Here is a listing, set out below; repeat its lines from the one with "What's the underlying" to the last, both included, and leave out the pictures.
**** Rows ****
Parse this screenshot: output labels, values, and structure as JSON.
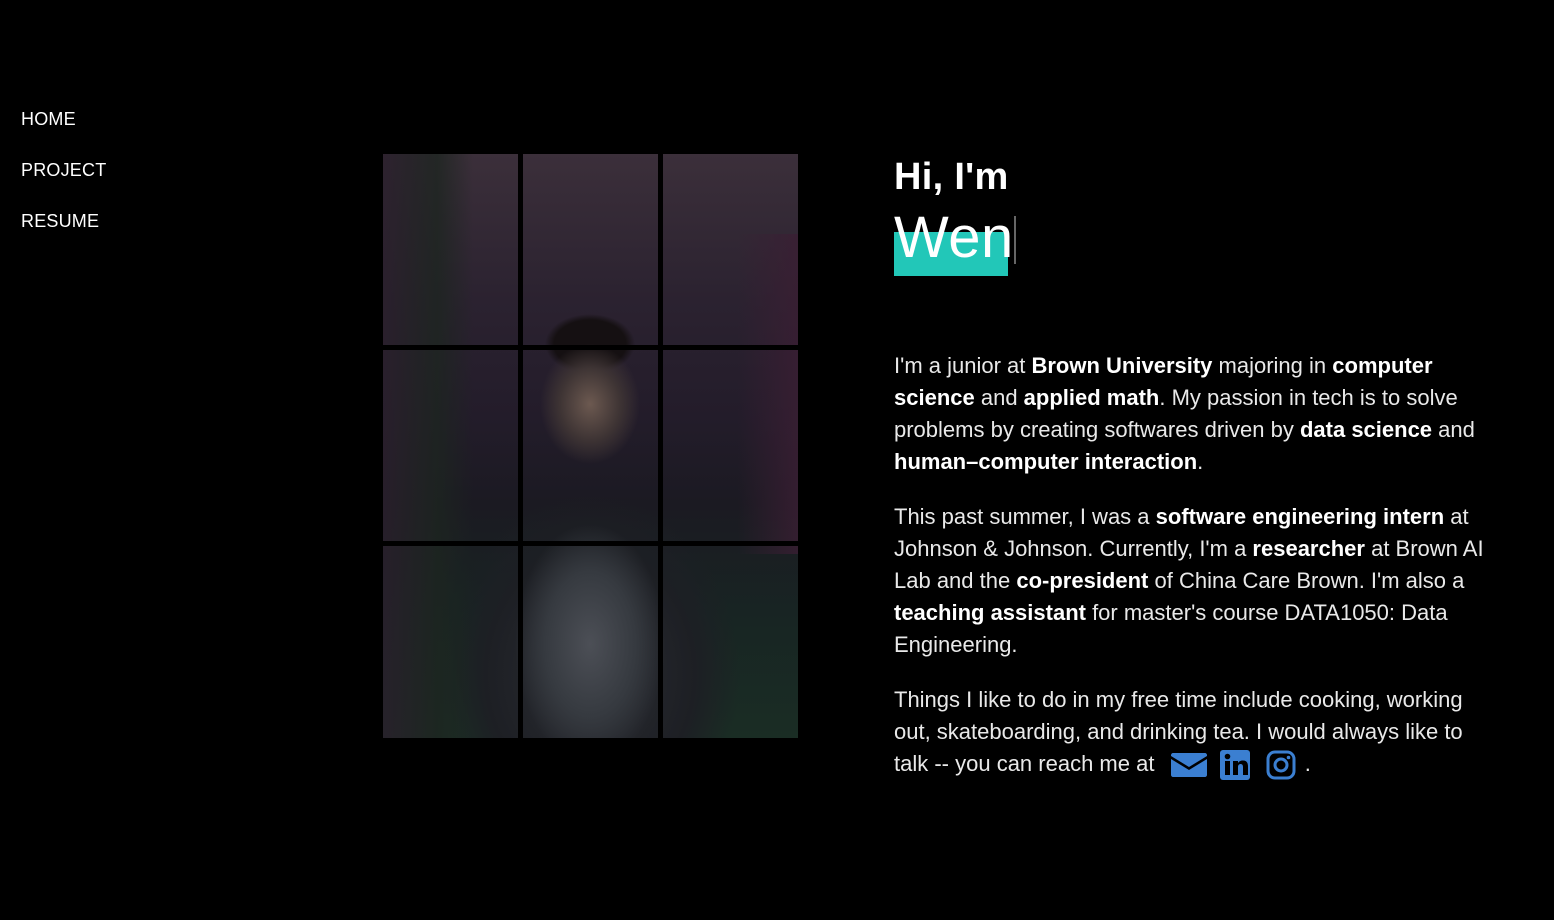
{
  "nav": {
    "items": [
      {
        "label": "HOME",
        "active": true
      },
      {
        "label": "PROJECT",
        "active": false
      },
      {
        "label": "RESUME",
        "active": false
      }
    ]
  },
  "hero": {
    "greeting": "Hi, I'm",
    "name": "Wen",
    "accent_color": "#22c7b8"
  },
  "bio": {
    "p1": [
      {
        "t": "I'm a junior at "
      },
      {
        "t": "Brown University",
        "b": true
      },
      {
        "t": " majoring in "
      },
      {
        "t": "computer science",
        "b": true
      },
      {
        "t": " and "
      },
      {
        "t": "applied math",
        "b": true
      },
      {
        "t": ". My passion in tech is to solve problems by creating softwares driven by "
      },
      {
        "t": "data science",
        "b": true
      },
      {
        "t": " and "
      },
      {
        "t": "human–computer interaction",
        "b": true
      },
      {
        "t": "."
      }
    ],
    "p2": [
      {
        "t": "This past summer, I was a "
      },
      {
        "t": "software engineering intern",
        "b": true
      },
      {
        "t": " at Johnson & Johnson. Currently, I'm a "
      },
      {
        "t": "researcher",
        "b": true
      },
      {
        "t": " at Brown AI Lab and the "
      },
      {
        "t": "co-president",
        "b": true
      },
      {
        "t": " of China Care Brown. I'm also a "
      },
      {
        "t": "teaching assistant",
        "b": true
      },
      {
        "t": " for master's course DATA1050: Data Engineering."
      }
    ],
    "p3_text": "Things I like to do in my free time include cooking, working out, skateboarding, and drinking tea. I would always like to talk -- you can reach me at",
    "p3_end": ".",
    "contact_icons": [
      "envelope-icon",
      "linkedin-icon",
      "instagram-icon"
    ],
    "icon_color": "#3b7fd1"
  }
}
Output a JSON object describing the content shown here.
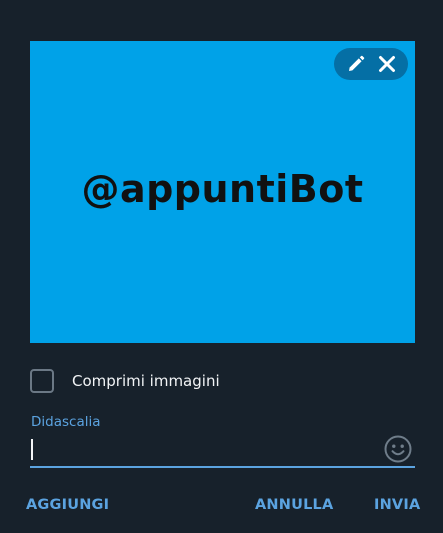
{
  "preview": {
    "text": "@appuntiBot",
    "background": "#00a2e8"
  },
  "tools": {
    "edit_icon": "pencil-icon",
    "close_icon": "close-icon"
  },
  "options": {
    "compress_label": "Comprimi immagini",
    "compress_checked": false
  },
  "caption": {
    "label": "Didascalia",
    "value": "",
    "emoji_icon": "smile-icon"
  },
  "footer": {
    "add_label": "AGGIUNGI",
    "cancel_label": "ANNULLA",
    "send_label": "INVIA"
  },
  "colors": {
    "background": "#17212b",
    "accent": "#5ba3e0",
    "text": "#f2f4f6"
  }
}
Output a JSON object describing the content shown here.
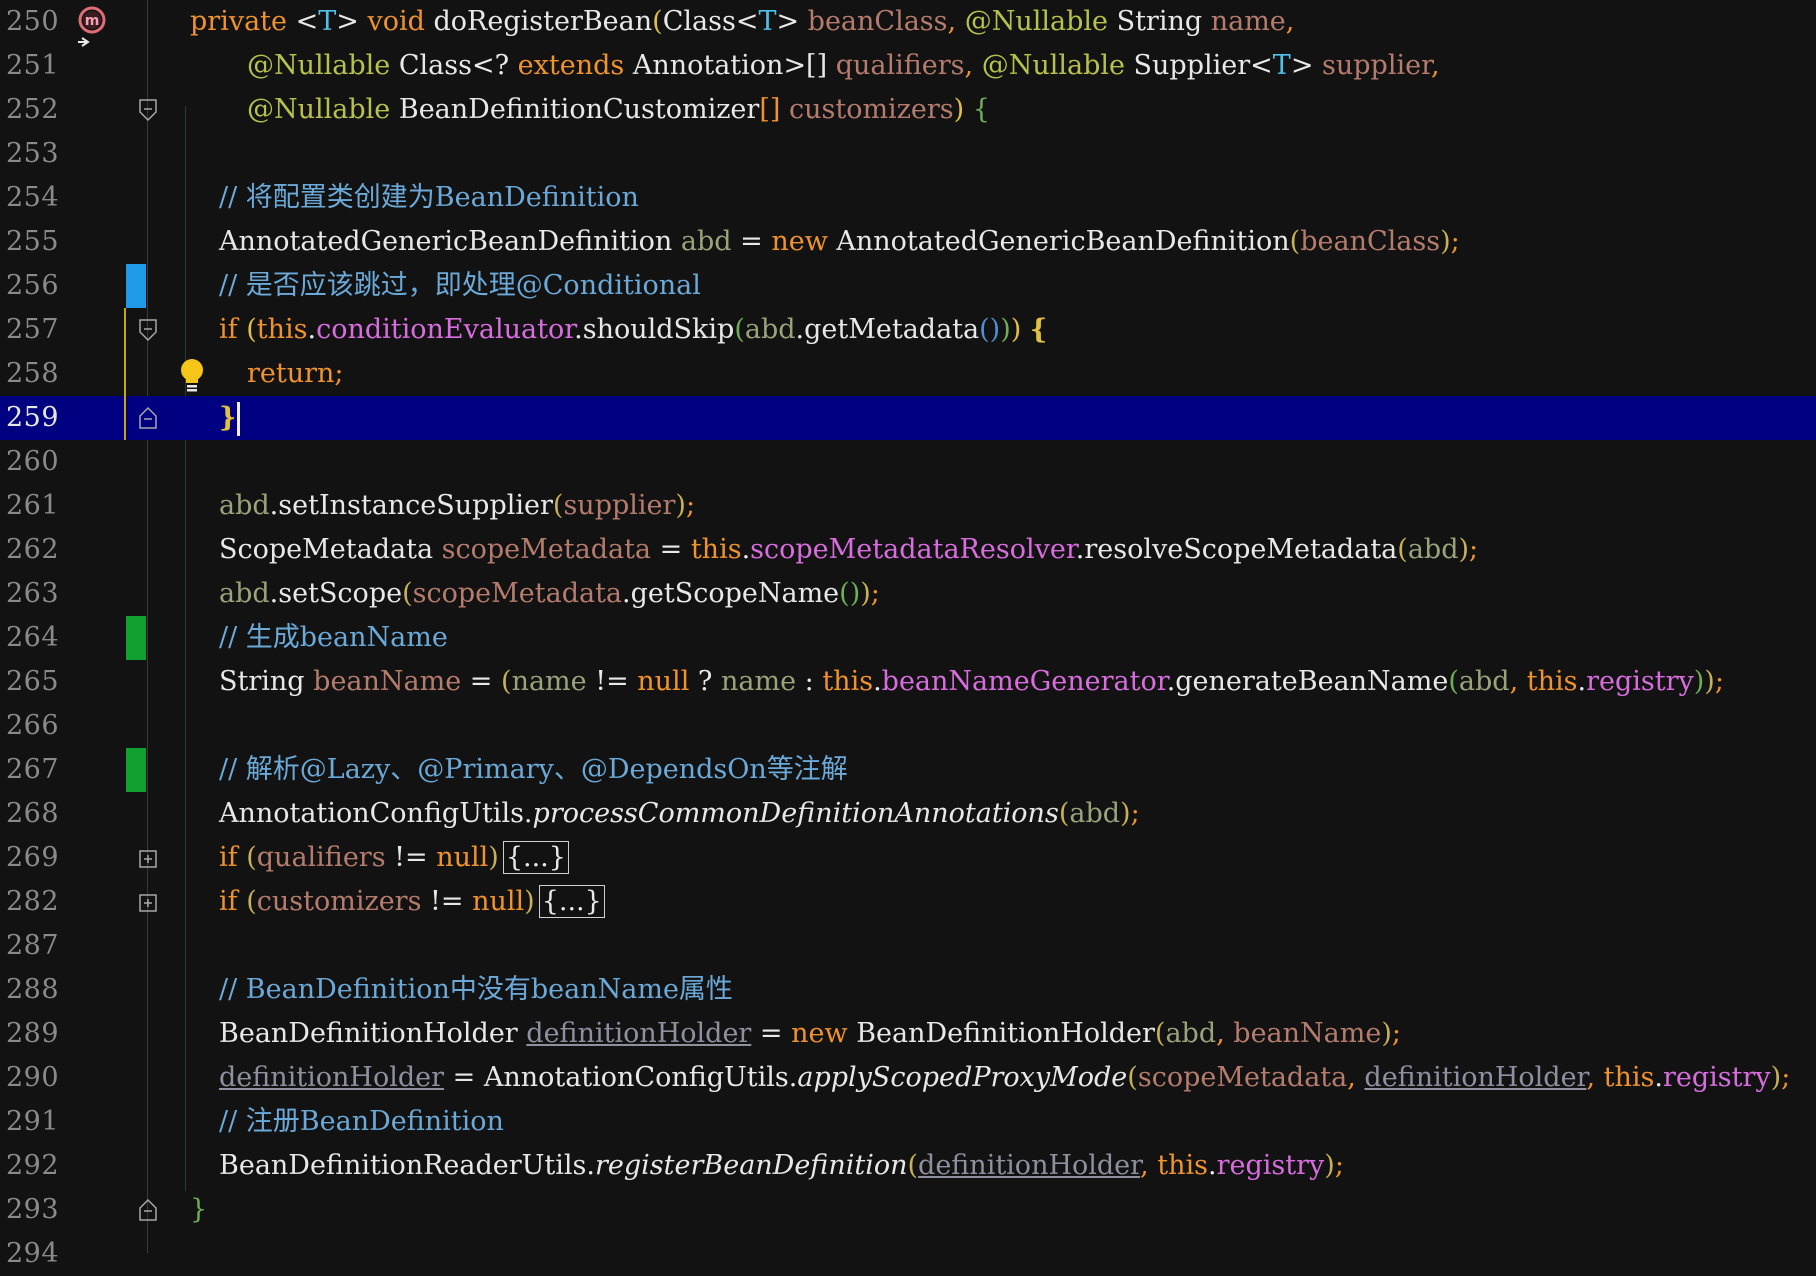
{
  "theme": {
    "background": "#121212",
    "current_line": "#000080",
    "keyword": "#f0932b",
    "comment": "#6aa9d8",
    "field": "#d96de0",
    "change_blue": "#1e9ae8",
    "change_green": "#10a030"
  },
  "gutter": {
    "method_icon": "method-icon",
    "fold_icon": "fold-icon",
    "expand_icon": "expand-fold-icon",
    "bulb_icon": "intention-bulb-icon"
  },
  "lines": {
    "l250": {
      "num": "250",
      "t": [
        "private",
        " <",
        "T",
        "> ",
        "void",
        " doRegisterBean",
        "(",
        "Class",
        "<",
        "T",
        "> ",
        "beanClass",
        ", ",
        "@Nullable",
        " String ",
        "name",
        ","
      ]
    },
    "l251": {
      "num": "251",
      "t": [
        "@Nullable",
        " Class",
        "<? ",
        "extends",
        " Annotation",
        ">[] ",
        "qualifiers",
        ", ",
        "@Nullable",
        " Supplier",
        "<",
        "T",
        "> ",
        "supplier",
        ","
      ]
    },
    "l252": {
      "num": "252",
      "t": [
        "@Nullable",
        " BeanDefinitionCustomizer",
        "[] ",
        "customizers",
        ") ",
        "{"
      ]
    },
    "l253": {
      "num": "253"
    },
    "l254": {
      "num": "254",
      "t": [
        "// 将配置类创建为BeanDefinition"
      ]
    },
    "l255": {
      "num": "255",
      "t": [
        "AnnotatedGenericBeanDefinition ",
        "abd",
        " = ",
        "new",
        " AnnotatedGenericBeanDefinition",
        "(",
        "beanClass",
        ")",
        ";"
      ]
    },
    "l256": {
      "num": "256",
      "t": [
        "// 是否应该跳过，即处理@Conditional"
      ]
    },
    "l257": {
      "num": "257",
      "t": [
        "if",
        " (",
        "this",
        ".",
        "conditionEvaluator",
        ".shouldSkip",
        "(",
        "abd",
        ".getMetadata",
        "()",
        ")",
        ") ",
        "{"
      ]
    },
    "l258": {
      "num": "258",
      "t": [
        "return",
        ";"
      ]
    },
    "l259": {
      "num": "259",
      "t": [
        "}"
      ]
    },
    "l260": {
      "num": "260"
    },
    "l261": {
      "num": "261",
      "t": [
        "abd",
        ".setInstanceSupplier",
        "(",
        "supplier",
        ")",
        ";"
      ]
    },
    "l262": {
      "num": "262",
      "t": [
        "ScopeMetadata ",
        "scopeMetadata",
        " = ",
        "this",
        ".",
        "scopeMetadataResolver",
        ".resolveScopeMetadata",
        "(",
        "abd",
        ")",
        ";"
      ]
    },
    "l263": {
      "num": "263",
      "t": [
        "abd",
        ".setScope",
        "(",
        "scopeMetadata",
        ".getScopeName",
        "()",
        ")",
        ";"
      ]
    },
    "l264": {
      "num": "264",
      "t": [
        "// 生成beanName"
      ]
    },
    "l265": {
      "num": "265",
      "t": [
        "String ",
        "beanName",
        " = ",
        "(",
        "name",
        " != ",
        "null",
        " ? ",
        "name",
        " : ",
        "this",
        ".",
        "beanNameGenerator",
        ".generateBeanName",
        "(",
        "abd",
        ", ",
        "this",
        ".",
        "registry",
        ")",
        ")",
        ";"
      ]
    },
    "l266": {
      "num": "266"
    },
    "l267": {
      "num": "267",
      "t": [
        "// 解析@Lazy、@Primary、@DependsOn等注解"
      ]
    },
    "l268": {
      "num": "268",
      "t": [
        "AnnotationConfigUtils.",
        "processCommonDefinitionAnnotations",
        "(",
        "abd",
        ")",
        ";"
      ]
    },
    "l269": {
      "num": "269",
      "t": [
        "if",
        " (",
        "qualifiers",
        " != ",
        "null",
        ")",
        "{...}"
      ]
    },
    "l282": {
      "num": "282",
      "t": [
        "if",
        " (",
        "customizers",
        " != ",
        "null",
        ")",
        "{...}"
      ]
    },
    "l287": {
      "num": "287"
    },
    "l288": {
      "num": "288",
      "t": [
        "// BeanDefinition中没有beanName属性"
      ]
    },
    "l289": {
      "num": "289",
      "t": [
        "BeanDefinitionHolder ",
        "definitionHolder",
        " = ",
        "new",
        " BeanDefinitionHolder",
        "(",
        "abd",
        ", ",
        "beanName",
        ")",
        ";"
      ]
    },
    "l290": {
      "num": "290",
      "t": [
        "definitionHolder",
        " = AnnotationConfigUtils.",
        "applyScopedProxyMode",
        "(",
        "scopeMetadata",
        ", ",
        "definitionHolder",
        ", ",
        "this",
        ".",
        "registry",
        ")",
        ";"
      ]
    },
    "l291": {
      "num": "291",
      "t": [
        "// 注册BeanDefinition"
      ]
    },
    "l292": {
      "num": "292",
      "t": [
        "BeanDefinitionReaderUtils.",
        "registerBeanDefinition",
        "(",
        "definitionHolder",
        ", ",
        "this",
        ".",
        "registry",
        ")",
        ";"
      ]
    },
    "l293": {
      "num": "293",
      "t": [
        "}"
      ]
    },
    "l294": {
      "num": "294"
    }
  }
}
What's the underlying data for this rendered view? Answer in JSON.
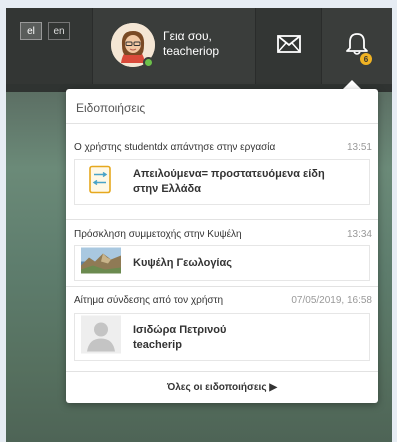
{
  "header": {
    "languages": [
      {
        "code": "el",
        "active": true
      },
      {
        "code": "en",
        "active": false
      }
    ],
    "user": {
      "greeting": "Γεια σου,",
      "username": "teacheriop",
      "status_color": "#6cc04a"
    },
    "messages_icon": "envelope-icon",
    "notifications_icon": "bell-icon",
    "notifications_count": "6",
    "badge_color": "#f0b323"
  },
  "notifications_panel": {
    "title": "Ειδοποιήσεις",
    "items": [
      {
        "heading": "Ο χρήστης studentdx απάντησε στην εργασία",
        "time": "13:51",
        "card_line1": "Απειλούμενα= προστατευόμενα είδη",
        "card_line2": "στην Ελλάδα",
        "thumb": "assignment-icon"
      },
      {
        "heading": "Πρόσκληση συμμετοχής στην Κυψέλη",
        "time": "13:34",
        "card_line1": "Κυψέλη Γεωλογίας",
        "thumb": "landscape-thumbnail"
      },
      {
        "heading": "Αίτημα σύνδεσης από τον χρήστη",
        "time": "07/05/2019, 16:58",
        "card_line1": "Ισιδώρα Πετρινού",
        "card_line2": "teacherip",
        "thumb": "user-placeholder"
      }
    ],
    "all_link": "Όλες οι ειδοποιήσεις ▶"
  }
}
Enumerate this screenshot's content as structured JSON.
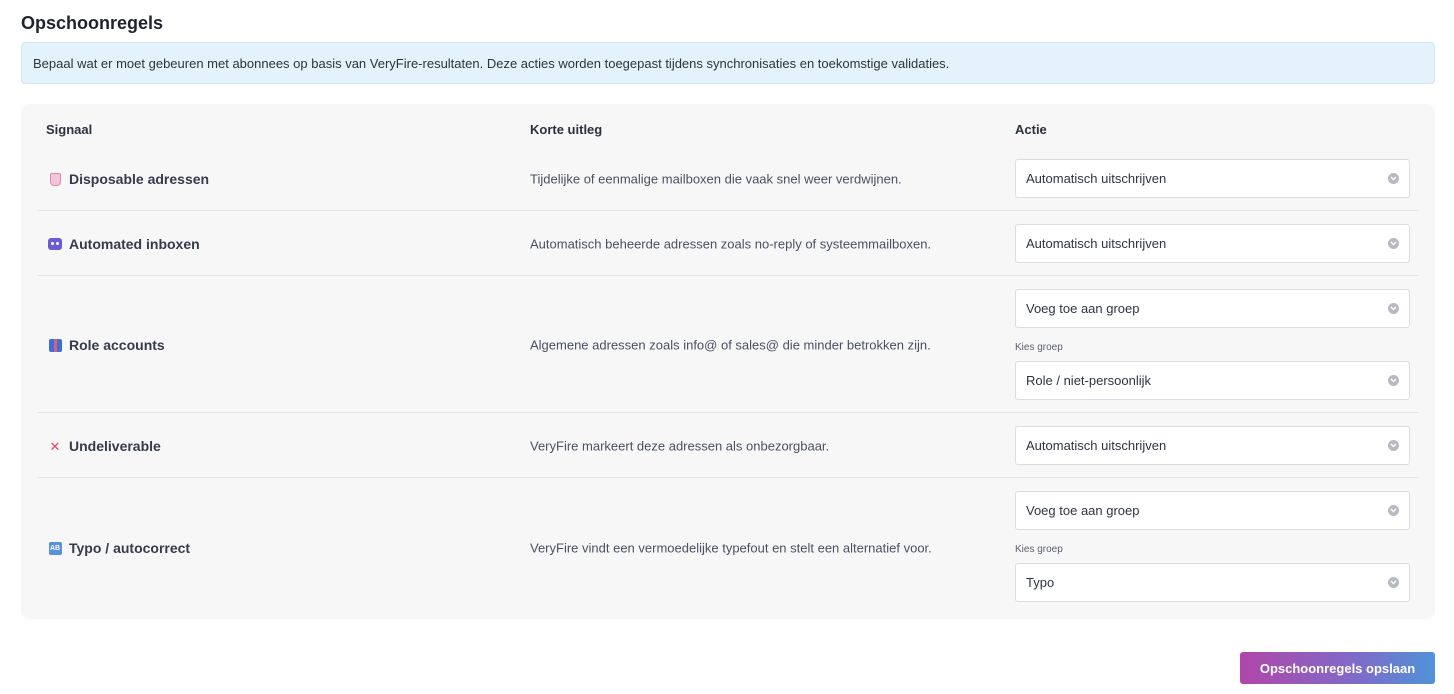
****
> **Result of this exercise**
What's the underlying data for this rendered view? Answer in JSON.
{
  "header": {
    "languages": [
      {
        "code": "el",
        "active": true
      },
      {
        "code": "en",
        "active": false
      }
    ],
    "user": {
      "greeting": "Γεια σου,",
      "username": "teacheriop",
      "status_color": "#6cc04a"
    },
    "messages_icon": "envelope-icon",
    "notifications_icon": "bell-icon",
    "notifications_count": "6",
    "badge_color": "#f0b323"
  },
  "notifications_panel": {
    "title": "Ειδοποιήσεις",
    "items": [
      {
        "heading": "Ο χρήστης studentdx απάντησε στην εργασία",
        "time": "13:51",
        "card_line1": "Απειλούμενα= προστατευόμενα είδη",
        "card_line2": "στην Ελλάδα",
        "thumb": "assignment-icon"
      },
      {
        "heading": "Πρόσκληση συμμετοχής στην Κυψέλη",
        "time": "13:34",
        "card_line1": "Κυψέλη Γεωλογίας",
        "thumb": "landscape-thumbnail"
      },
      {
        "heading": "Αίτημα σύνδεσης από τον χρήστη",
        "time": "07/05/2019, 16:58",
        "card_line1": "Ισιδώρα Πετρινού",
        "card_line2": "teacherip",
        "thumb": "user-placeholder"
      }
    ],
    "all_link": "Όλες οι ειδοποιήσεις ▶"
  }
}
Enumerate this screenshot's content as structured JSON.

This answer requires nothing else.